Problem description
Your task is to copy the material exactly.

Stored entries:
══════════

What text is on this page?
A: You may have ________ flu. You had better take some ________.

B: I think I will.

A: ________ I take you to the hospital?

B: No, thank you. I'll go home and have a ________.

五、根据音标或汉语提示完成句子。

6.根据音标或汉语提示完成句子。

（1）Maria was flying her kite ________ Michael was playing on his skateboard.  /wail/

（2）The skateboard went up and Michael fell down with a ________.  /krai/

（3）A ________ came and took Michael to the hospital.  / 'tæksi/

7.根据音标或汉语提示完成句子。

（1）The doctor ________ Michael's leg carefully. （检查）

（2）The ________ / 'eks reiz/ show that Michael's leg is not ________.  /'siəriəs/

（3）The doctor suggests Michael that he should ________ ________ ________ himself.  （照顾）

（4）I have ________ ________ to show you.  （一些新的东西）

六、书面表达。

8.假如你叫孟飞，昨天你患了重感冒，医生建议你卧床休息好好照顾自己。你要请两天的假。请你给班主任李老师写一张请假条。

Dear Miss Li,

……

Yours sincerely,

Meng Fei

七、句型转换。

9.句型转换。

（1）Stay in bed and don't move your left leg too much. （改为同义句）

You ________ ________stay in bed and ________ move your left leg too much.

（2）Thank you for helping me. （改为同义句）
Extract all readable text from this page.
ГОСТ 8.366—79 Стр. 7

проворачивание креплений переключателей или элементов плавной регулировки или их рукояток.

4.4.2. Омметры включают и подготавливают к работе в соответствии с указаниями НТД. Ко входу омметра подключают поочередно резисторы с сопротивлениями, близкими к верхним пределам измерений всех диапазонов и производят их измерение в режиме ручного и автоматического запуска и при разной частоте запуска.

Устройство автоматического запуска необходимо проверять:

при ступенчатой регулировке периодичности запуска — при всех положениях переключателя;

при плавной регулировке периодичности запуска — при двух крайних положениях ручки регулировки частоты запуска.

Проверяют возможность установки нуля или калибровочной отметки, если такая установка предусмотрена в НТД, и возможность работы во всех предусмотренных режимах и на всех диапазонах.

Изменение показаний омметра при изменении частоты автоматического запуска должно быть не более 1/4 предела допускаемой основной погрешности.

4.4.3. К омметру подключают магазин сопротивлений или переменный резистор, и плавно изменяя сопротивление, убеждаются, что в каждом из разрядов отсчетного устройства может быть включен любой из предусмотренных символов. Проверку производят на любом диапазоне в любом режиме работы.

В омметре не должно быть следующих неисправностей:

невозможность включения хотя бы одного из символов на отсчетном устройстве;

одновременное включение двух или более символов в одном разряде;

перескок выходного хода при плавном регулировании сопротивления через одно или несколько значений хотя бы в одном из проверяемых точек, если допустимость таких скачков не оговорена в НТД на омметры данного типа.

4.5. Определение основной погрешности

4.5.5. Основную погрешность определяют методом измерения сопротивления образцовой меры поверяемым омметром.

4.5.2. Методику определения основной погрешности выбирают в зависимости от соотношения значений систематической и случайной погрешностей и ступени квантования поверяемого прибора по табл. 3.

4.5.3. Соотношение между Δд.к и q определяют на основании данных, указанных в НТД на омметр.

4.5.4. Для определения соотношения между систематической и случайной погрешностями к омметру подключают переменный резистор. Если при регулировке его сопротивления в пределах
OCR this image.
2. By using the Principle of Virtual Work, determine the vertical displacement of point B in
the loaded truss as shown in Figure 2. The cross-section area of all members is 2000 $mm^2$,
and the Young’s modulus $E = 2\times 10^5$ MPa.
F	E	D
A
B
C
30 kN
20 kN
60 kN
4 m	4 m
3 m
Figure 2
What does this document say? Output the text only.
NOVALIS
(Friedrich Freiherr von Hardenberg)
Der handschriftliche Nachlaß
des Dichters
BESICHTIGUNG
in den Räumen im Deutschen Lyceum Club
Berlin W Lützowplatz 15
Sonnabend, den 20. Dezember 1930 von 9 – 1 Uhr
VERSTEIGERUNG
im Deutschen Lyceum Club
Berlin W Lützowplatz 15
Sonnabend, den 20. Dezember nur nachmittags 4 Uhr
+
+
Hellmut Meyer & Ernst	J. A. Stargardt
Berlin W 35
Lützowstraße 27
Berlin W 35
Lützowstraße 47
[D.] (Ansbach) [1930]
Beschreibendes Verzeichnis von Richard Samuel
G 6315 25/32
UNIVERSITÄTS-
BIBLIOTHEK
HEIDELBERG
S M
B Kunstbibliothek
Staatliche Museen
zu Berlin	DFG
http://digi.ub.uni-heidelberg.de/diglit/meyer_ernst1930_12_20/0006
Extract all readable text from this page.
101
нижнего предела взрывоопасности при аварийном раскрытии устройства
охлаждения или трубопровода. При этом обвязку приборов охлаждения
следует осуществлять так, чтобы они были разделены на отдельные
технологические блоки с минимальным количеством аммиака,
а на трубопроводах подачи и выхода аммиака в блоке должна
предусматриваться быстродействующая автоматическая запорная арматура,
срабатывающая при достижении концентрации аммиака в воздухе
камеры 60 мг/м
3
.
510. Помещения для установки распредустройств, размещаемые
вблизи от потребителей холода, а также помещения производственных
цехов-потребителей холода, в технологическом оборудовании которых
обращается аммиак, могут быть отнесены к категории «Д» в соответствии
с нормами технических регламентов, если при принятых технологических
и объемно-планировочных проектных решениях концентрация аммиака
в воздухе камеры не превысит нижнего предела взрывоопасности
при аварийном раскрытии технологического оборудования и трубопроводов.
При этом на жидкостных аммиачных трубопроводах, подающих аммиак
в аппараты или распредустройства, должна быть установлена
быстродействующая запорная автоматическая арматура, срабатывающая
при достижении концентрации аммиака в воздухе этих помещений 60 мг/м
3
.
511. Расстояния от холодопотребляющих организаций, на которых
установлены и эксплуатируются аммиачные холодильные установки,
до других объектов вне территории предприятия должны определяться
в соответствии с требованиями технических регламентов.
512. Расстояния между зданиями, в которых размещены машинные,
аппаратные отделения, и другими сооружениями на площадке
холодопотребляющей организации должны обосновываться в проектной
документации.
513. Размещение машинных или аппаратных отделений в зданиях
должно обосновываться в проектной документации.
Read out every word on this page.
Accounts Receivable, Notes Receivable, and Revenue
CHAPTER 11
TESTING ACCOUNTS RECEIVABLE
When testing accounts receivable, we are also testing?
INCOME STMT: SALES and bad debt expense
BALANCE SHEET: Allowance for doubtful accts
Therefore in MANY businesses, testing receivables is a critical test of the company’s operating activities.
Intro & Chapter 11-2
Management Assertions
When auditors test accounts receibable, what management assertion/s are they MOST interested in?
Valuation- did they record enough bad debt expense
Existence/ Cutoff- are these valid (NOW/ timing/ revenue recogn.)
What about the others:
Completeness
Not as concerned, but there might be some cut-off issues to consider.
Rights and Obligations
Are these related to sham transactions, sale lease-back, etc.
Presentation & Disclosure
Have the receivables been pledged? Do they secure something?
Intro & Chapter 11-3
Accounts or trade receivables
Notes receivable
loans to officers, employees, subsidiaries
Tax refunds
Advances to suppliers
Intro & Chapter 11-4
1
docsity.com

══════════

Answer in full
What text is on this page?
A: You may have ________ flu. You had better take some ________.

B: I think I will.

A: ________ I take you to the hospital?

B: No, thank you. I'll go home and have a ________.

五、根据音标或汉语提示完成句子。

6.根据音标或汉语提示完成句子。

（1）Maria was flying her kite ________ Michael was playing on his skateboard.  /wail/

（2）The skateboard went up and Michael fell down with a ________.  /krai/

（3）A ________ came and took Michael to the hospital.  / 'tæksi/

7.根据音标或汉语提示完成句子。

（1）The doctor ________ Michael's leg carefully. （检查）

（2）The ________ / 'eks reiz/ show that Michael's leg is not ________.  /'siəriəs/

（3）The doctor suggests Michael that he should ________ ________ ________ himself.  （照顾）

（4）I have ________ ________ to show you.  （一些新的东西）

六、书面表达。

8.假如你叫孟飞，昨天你患了重感冒，医生建议你卧床休息好好照顾自己。你要请两天的假。请你给班主任李老师写一张请假条。

Dear Miss Li,

……

Yours sincerely,

Meng Fei

七、句型转换。

9.句型转换。

（1）Stay in bed and don't move your left leg too much. （改为同义句）

You ________ ________stay in bed and ________ move your left leg too much.

（2）Thank you for helping me. （改为同义句）
Extract all readable text from this page.
ГОСТ 8.366—79 Стр. 7

проворачивание креплений переключателей или элементов плавной регулировки или их рукояток.

4.4.2. Омметры включают и подготавливают к работе в соответствии с указаниями НТД. Ко входу омметра подключают поочередно резисторы с сопротивлениями, близкими к верхним пределам измерений всех диапазонов и производят их измерение в режиме ручного и автоматического запуска и при разной частоте запуска.

Устройство автоматического запуска необходимо проверять:

при ступенчатой регулировке периодичности запуска — при всех положениях переключателя;

при плавной регулировке периодичности запуска — при двух крайних положениях ручки регулировки частоты запуска.

Проверяют возможность установки нуля или калибровочной отметки, если такая установка предусмотрена в НТД, и возможность работы во всех предусмотренных режимах и на всех диапазонах.

Изменение показаний омметра при изменении частоты автоматического запуска должно быть не более 1/4 предела допускаемой основной погрешности.

4.4.3. К омметру подключают магазин сопротивлений или переменный резистор, и плавно изменяя сопротивление, убеждаются, что в каждом из разрядов отсчетного устройства может быть включен любой из предусмотренных символов. Проверку производят на любом диапазоне в любом режиме работы.

В омметре не должно быть следующих неисправностей:

невозможность включения хотя бы одного из символов на отсчетном устройстве;

одновременное включение двух или более символов в одном разряде;

перескок выходного хода при плавном регулировании сопротивления через одно или несколько значений хотя бы в одном из проверяемых точек, если допустимость таких скачков не оговорена в НТД на омметры данного типа.

4.5. Определение основной погрешности

4.5.5. Основную погрешность определяют методом измерения сопротивления образцовой меры поверяемым омметром.

4.5.2. Методику определения основной погрешности выбирают в зависимости от соотношения значений систематической и случайной погрешностей и ступени квантования поверяемого прибора по табл. 3.

4.5.3. Соотношение между Δд.к и q определяют на основании данных, указанных в НТД на омметр.

4.5.4. Для определения соотношения между систематической и случайной погрешностями к омметру подключают переменный резистор. Если при регулировке его сопротивления в пределах
OCR this image.
2. By using the Principle of Virtual Work, determine the vertical displacement of point B in
the loaded truss as shown in Figure 2. The cross-section area of all members is 2000 $mm^2$,
and the Young’s modulus $E = 2\times 10^5$ MPa.
F	E	D
A
B
C
30 kN
20 kN
60 kN
4 m	4 m
3 m
Figure 2
What does this document say? Output the text only.
NOVALIS
(Friedrich Freiherr von Hardenberg)
Der handschriftliche Nachlaß
des Dichters
BESICHTIGUNG
in den Räumen im Deutschen Lyceum Club
Berlin W Lützowplatz 15
Sonnabend, den 20. Dezember 1930 von 9 – 1 Uhr
VERSTEIGERUNG
im Deutschen Lyceum Club
Berlin W Lützowplatz 15
Sonnabend, den 20. Dezember nur nachmittags 4 Uhr
+
+
Hellmut Meyer & Ernst	J. A. Stargardt
Berlin W 35
Lützowstraße 27
Berlin W 35
Lützowstraße 47
[D.] (Ansbach) [1930]
Beschreibendes Verzeichnis von Richard Samuel
G 6315 25/32
UNIVERSITÄTS-
BIBLIOTHEK
HEIDELBERG
S M
B Kunstbibliothek
Staatliche Museen
zu Berlin	DFG
http://digi.ub.uni-heidelberg.de/diglit/meyer_ernst1930_12_20/0006
Extract all readable text from this page.
101
нижнего предела взрывоопасности при аварийном раскрытии устройства
охлаждения или трубопровода. При этом обвязку приборов охлаждения
следует осуществлять так, чтобы они были разделены на отдельные
технологические блоки с минимальным количеством аммиака,
а на трубопроводах подачи и выхода аммиака в блоке должна
предусматриваться быстродействующая автоматическая запорная арматура,
срабатывающая при достижении концентрации аммиака в воздухе
камеры 60 мг/м
3
.
510. Помещения для установки распредустройств, размещаемые
вблизи от потребителей холода, а также помещения производственных
цехов-потребителей холода, в технологическом оборудовании которых
обращается аммиак, могут быть отнесены к категории «Д» в соответствии
с нормами технических регламентов, если при принятых технологических
и объемно-планировочных проектных решениях концентрация аммиака
в воздухе камеры не превысит нижнего предела взрывоопасности
при аварийном раскрытии технологического оборудования и трубопроводов.
При этом на жидкостных аммиачных трубопроводах, подающих аммиак
в аппараты или распредустройства, должна быть установлена
быстродействующая запорная автоматическая арматура, срабатывающая
при достижении концентрации аммиака в воздухе этих помещений 60 мг/м
3
.
511. Расстояния от холодопотребляющих организаций, на которых
установлены и эксплуатируются аммиачные холодильные установки,
до других объектов вне территории предприятия должны определяться
в соответствии с требованиями технических регламентов.
512. Расстояния между зданиями, в которых размещены машинные,
аппаратные отделения, и другими сооружениями на площадке
холодопотребляющей организации должны обосновываться в проектной
документации.
513. Размещение машинных или аппаратных отделений в зданиях
должно обосновываться в проектной документации.
Read out every word on this page.
Accounts Receivable, Notes Receivable, and Revenue
CHAPTER 11
TESTING ACCOUNTS RECEIVABLE
When testing accounts receivable, we are also testing?
INCOME STMT: SALES and bad debt expense
BALANCE SHEET: Allowance for doubtful accts
Therefore in MANY businesses, testing receivables is a critical test of the company’s operating activities.
Intro & Chapter 11-2
Management Assertions
When auditors test accounts receibable, what management assertion/s are they MOST interested in?
Valuation- did they record enough bad debt expense
Existence/ Cutoff- are these valid (NOW/ timing/ revenue recogn.)
What about the others:
Completeness
Not as concerned, but there might be some cut-off issues to consider.
Rights and Obligations
Are these related to sham transactions, sale lease-back, etc.
Presentation & Disclosure
Have the receivables been pledged? Do they secure something?
Intro & Chapter 11-3
Accounts or trade receivables
Notes receivable
loans to officers, employees, subsidiaries
Tax refunds
Advances to suppliers
Intro & Chapter 11-4
1
docsity.com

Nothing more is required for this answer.